#### EXCERPTED DATA ####

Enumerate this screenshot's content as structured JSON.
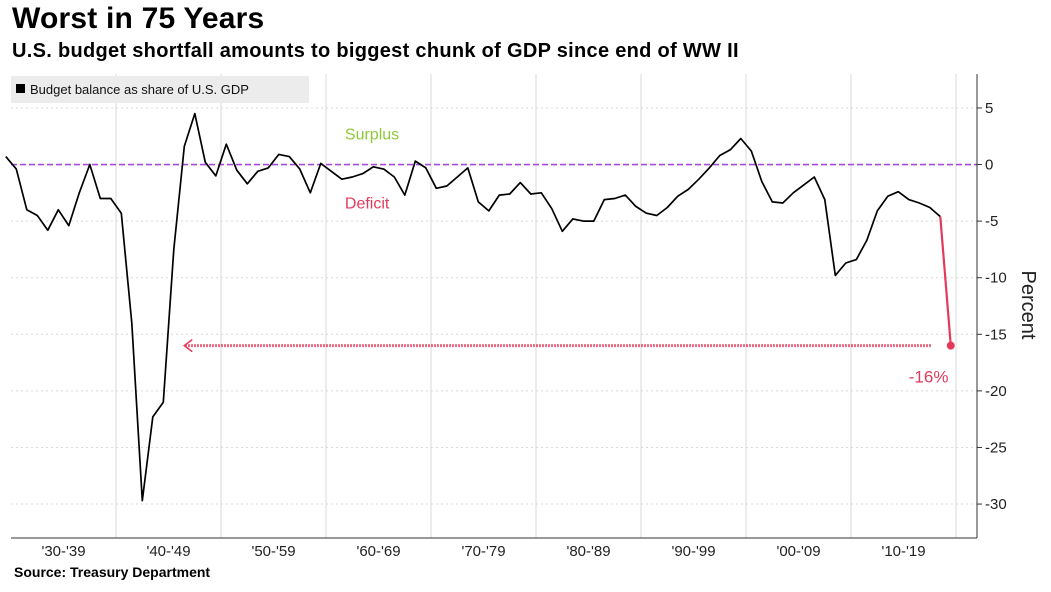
{
  "title": "Worst in 75 Years",
  "subtitle": "U.S. budget shortfall amounts to biggest chunk of GDP since end of WW II",
  "source": "Source: Treasury Department",
  "colors": {
    "line": "#000000",
    "zero": "#a64ddb",
    "surplus": "#8fc93a",
    "deficit": "#e23a5b",
    "grid": "#d9d9d9"
  },
  "chart_data": {
    "type": "line",
    "title": "Worst in 75 Years",
    "subtitle": "U.S. budget shortfall amounts to biggest chunk of GDP since end of WW II",
    "legend": [
      "Budget balance as share of U.S. GDP"
    ],
    "ylabel": "Percent",
    "xlabel": "",
    "ylim": [
      -33,
      8
    ],
    "xlim": [
      1929.5,
      2021.5
    ],
    "yticks": [
      5,
      0,
      -5,
      -10,
      -15,
      -20,
      -25,
      -30
    ],
    "ytick_labels": [
      "5",
      "0",
      "-5",
      "-10",
      "-15",
      "-20",
      "-25",
      "-30"
    ],
    "decade_labels": [
      "'30-'39",
      "'40-'49",
      "'50-'59",
      "'60-'69",
      "'70-'79",
      "'80-'89",
      "'90-'99",
      "'00-'09",
      "'10-'19"
    ],
    "annotations": {
      "surplus": "Surplus",
      "deficit": "Deficit",
      "latest": "-16%"
    },
    "series": [
      {
        "name": "Budget balance as share of U.S. GDP",
        "x": [
          1929,
          1930,
          1931,
          1932,
          1933,
          1934,
          1935,
          1936,
          1937,
          1938,
          1939,
          1940,
          1941,
          1942,
          1943,
          1944,
          1945,
          1946,
          1947,
          1948,
          1949,
          1950,
          1951,
          1952,
          1953,
          1954,
          1955,
          1956,
          1957,
          1958,
          1959,
          1960,
          1961,
          1962,
          1963,
          1964,
          1965,
          1966,
          1967,
          1968,
          1969,
          1970,
          1971,
          1972,
          1973,
          1974,
          1975,
          1976,
          1977,
          1978,
          1979,
          1980,
          1981,
          1982,
          1983,
          1984,
          1985,
          1986,
          1987,
          1988,
          1989,
          1990,
          1991,
          1992,
          1993,
          1994,
          1995,
          1996,
          1997,
          1998,
          1999,
          2000,
          2001,
          2002,
          2003,
          2004,
          2005,
          2006,
          2007,
          2008,
          2009,
          2010,
          2011,
          2012,
          2013,
          2014,
          2015,
          2016,
          2017,
          2018,
          2019
        ],
        "values": [
          0.7,
          -0.4,
          -4.0,
          -4.5,
          -5.8,
          -4.0,
          -5.4,
          -2.5,
          0.0,
          -3.0,
          -3.0,
          -4.3,
          -14.0,
          -29.7,
          -22.3,
          -21.0,
          -7.5,
          1.6,
          4.5,
          0.2,
          -1.0,
          1.8,
          -0.5,
          -1.7,
          -0.6,
          -0.3,
          0.9,
          0.7,
          -0.4,
          -2.5,
          0.1,
          -0.6,
          -1.3,
          -1.1,
          -0.8,
          -0.2,
          -0.4,
          -1.1,
          -2.7,
          0.3,
          -0.3,
          -2.1,
          -1.9,
          -1.1,
          -0.3,
          -3.3,
          -4.1,
          -2.7,
          -2.6,
          -1.6,
          -2.6,
          -2.5,
          -3.9,
          -5.9,
          -4.8,
          -5.0,
          -5.0,
          -3.1,
          -3.0,
          -2.7,
          -3.7,
          -4.3,
          -4.5,
          -3.8,
          -2.8,
          -2.2,
          -1.3,
          -0.3,
          0.8,
          1.3,
          2.3,
          1.2,
          -1.5,
          -3.3,
          -3.4,
          -2.5,
          -1.8,
          -1.1,
          -3.1,
          -9.8,
          -8.7,
          -8.4,
          -6.7,
          -4.1,
          -2.8,
          -2.4,
          -3.1,
          -3.4,
          -3.8,
          -4.6,
          -16.0
        ],
        "highlight_from": 2018
      }
    ]
  }
}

####

Restate the records above in full, word for word. Keep pictures out.

Enumerate this screenshot's content as structured JSON.
{
  "title": "Worst in 75 Years",
  "subtitle": "U.S. budget shortfall amounts to biggest chunk of GDP since end of WW II",
  "source": "Source: Treasury Department",
  "colors": {
    "line": "#000000",
    "zero": "#a64ddb",
    "surplus": "#8fc93a",
    "deficit": "#e23a5b",
    "grid": "#d9d9d9"
  },
  "chart_data": {
    "type": "line",
    "title": "Worst in 75 Years",
    "subtitle": "U.S. budget shortfall amounts to biggest chunk of GDP since end of WW II",
    "legend": [
      "Budget balance as share of U.S. GDP"
    ],
    "ylabel": "Percent",
    "xlabel": "",
    "ylim": [
      -33,
      8
    ],
    "xlim": [
      1929.5,
      2021.5
    ],
    "yticks": [
      5,
      0,
      -5,
      -10,
      -15,
      -20,
      -25,
      -30
    ],
    "ytick_labels": [
      "5",
      "0",
      "-5",
      "-10",
      "-15",
      "-20",
      "-25",
      "-30"
    ],
    "decade_labels": [
      "'30-'39",
      "'40-'49",
      "'50-'59",
      "'60-'69",
      "'70-'79",
      "'80-'89",
      "'90-'99",
      "'00-'09",
      "'10-'19"
    ],
    "annotations": {
      "surplus": "Surplus",
      "deficit": "Deficit",
      "latest": "-16%"
    },
    "series": [
      {
        "name": "Budget balance as share of U.S. GDP",
        "x": [
          1929,
          1930,
          1931,
          1932,
          1933,
          1934,
          1935,
          1936,
          1937,
          1938,
          1939,
          1940,
          1941,
          1942,
          1943,
          1944,
          1945,
          1946,
          1947,
          1948,
          1949,
          1950,
          1951,
          1952,
          1953,
          1954,
          1955,
          1956,
          1957,
          1958,
          1959,
          1960,
          1961,
          1962,
          1963,
          1964,
          1965,
          1966,
          1967,
          1968,
          1969,
          1970,
          1971,
          1972,
          1973,
          1974,
          1975,
          1976,
          1977,
          1978,
          1979,
          1980,
          1981,
          1982,
          1983,
          1984,
          1985,
          1986,
          1987,
          1988,
          1989,
          1990,
          1991,
          1992,
          1993,
          1994,
          1995,
          1996,
          1997,
          1998,
          1999,
          2000,
          2001,
          2002,
          2003,
          2004,
          2005,
          2006,
          2007,
          2008,
          2009,
          2010,
          2011,
          2012,
          2013,
          2014,
          2015,
          2016,
          2017,
          2018,
          2019
        ],
        "values": [
          0.7,
          -0.4,
          -4.0,
          -4.5,
          -5.8,
          -4.0,
          -5.4,
          -2.5,
          0.0,
          -3.0,
          -3.0,
          -4.3,
          -14.0,
          -29.7,
          -22.3,
          -21.0,
          -7.5,
          1.6,
          4.5,
          0.2,
          -1.0,
          1.8,
          -0.5,
          -1.7,
          -0.6,
          -0.3,
          0.9,
          0.7,
          -0.4,
          -2.5,
          0.1,
          -0.6,
          -1.3,
          -1.1,
          -0.8,
          -0.2,
          -0.4,
          -1.1,
          -2.7,
          0.3,
          -0.3,
          -2.1,
          -1.9,
          -1.1,
          -0.3,
          -3.3,
          -4.1,
          -2.7,
          -2.6,
          -1.6,
          -2.6,
          -2.5,
          -3.9,
          -5.9,
          -4.8,
          -5.0,
          -5.0,
          -3.1,
          -3.0,
          -2.7,
          -3.7,
          -4.3,
          -4.5,
          -3.8,
          -2.8,
          -2.2,
          -1.3,
          -0.3,
          0.8,
          1.3,
          2.3,
          1.2,
          -1.5,
          -3.3,
          -3.4,
          -2.5,
          -1.8,
          -1.1,
          -3.1,
          -9.8,
          -8.7,
          -8.4,
          -6.7,
          -4.1,
          -2.8,
          -2.4,
          -3.1,
          -3.4,
          -3.8,
          -4.6,
          -16.0
        ],
        "highlight_from": 2018
      }
    ]
  }
}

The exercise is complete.